- [What this task involves]: List each line below that contains the word "Uncertain", matching its capitalization exactly.

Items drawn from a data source
⟨

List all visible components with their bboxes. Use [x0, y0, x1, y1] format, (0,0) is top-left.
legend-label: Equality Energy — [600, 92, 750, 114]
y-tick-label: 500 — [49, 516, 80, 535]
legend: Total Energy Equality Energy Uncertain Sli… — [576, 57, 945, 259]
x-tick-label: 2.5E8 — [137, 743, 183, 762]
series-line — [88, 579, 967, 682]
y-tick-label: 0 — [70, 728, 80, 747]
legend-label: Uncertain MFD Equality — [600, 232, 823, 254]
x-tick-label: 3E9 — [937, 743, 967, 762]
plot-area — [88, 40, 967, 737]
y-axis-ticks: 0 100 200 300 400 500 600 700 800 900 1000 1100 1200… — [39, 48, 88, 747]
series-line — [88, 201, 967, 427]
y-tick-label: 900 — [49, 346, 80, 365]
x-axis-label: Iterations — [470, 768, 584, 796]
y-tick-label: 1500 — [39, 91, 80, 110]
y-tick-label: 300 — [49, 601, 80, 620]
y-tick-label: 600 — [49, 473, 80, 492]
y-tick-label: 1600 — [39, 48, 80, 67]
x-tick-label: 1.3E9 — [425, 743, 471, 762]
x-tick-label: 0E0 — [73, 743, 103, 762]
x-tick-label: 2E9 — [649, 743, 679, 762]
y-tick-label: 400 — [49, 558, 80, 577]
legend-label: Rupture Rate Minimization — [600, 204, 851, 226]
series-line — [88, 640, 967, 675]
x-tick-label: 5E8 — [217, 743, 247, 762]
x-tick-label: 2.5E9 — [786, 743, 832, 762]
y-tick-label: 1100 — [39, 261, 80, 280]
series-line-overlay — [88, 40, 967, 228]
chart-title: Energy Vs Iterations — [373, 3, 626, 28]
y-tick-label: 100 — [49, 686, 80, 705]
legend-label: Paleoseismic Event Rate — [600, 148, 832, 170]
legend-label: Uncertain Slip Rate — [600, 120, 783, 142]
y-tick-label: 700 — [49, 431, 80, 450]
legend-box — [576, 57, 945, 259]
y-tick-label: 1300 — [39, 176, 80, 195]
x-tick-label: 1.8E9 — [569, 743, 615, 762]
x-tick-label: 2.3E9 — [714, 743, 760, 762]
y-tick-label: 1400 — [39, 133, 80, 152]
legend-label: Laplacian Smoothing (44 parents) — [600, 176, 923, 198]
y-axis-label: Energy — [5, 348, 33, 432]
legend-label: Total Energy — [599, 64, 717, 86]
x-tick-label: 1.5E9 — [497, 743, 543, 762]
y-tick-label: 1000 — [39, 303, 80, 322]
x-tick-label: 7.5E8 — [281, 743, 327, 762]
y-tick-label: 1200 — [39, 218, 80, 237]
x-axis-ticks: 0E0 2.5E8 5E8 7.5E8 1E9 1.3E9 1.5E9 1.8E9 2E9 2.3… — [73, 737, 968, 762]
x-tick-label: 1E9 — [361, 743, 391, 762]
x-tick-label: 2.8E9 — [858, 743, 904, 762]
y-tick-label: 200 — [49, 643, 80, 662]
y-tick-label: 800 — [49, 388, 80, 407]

⟩

- [Answer to the exercise]:
legend: Total Energy Equality Energy Uncertain Sli… — [576, 57, 945, 259]
legend-label: Uncertain MFD Equality — [600, 232, 823, 254]
legend-label: Uncertain Slip Rate — [600, 120, 783, 142]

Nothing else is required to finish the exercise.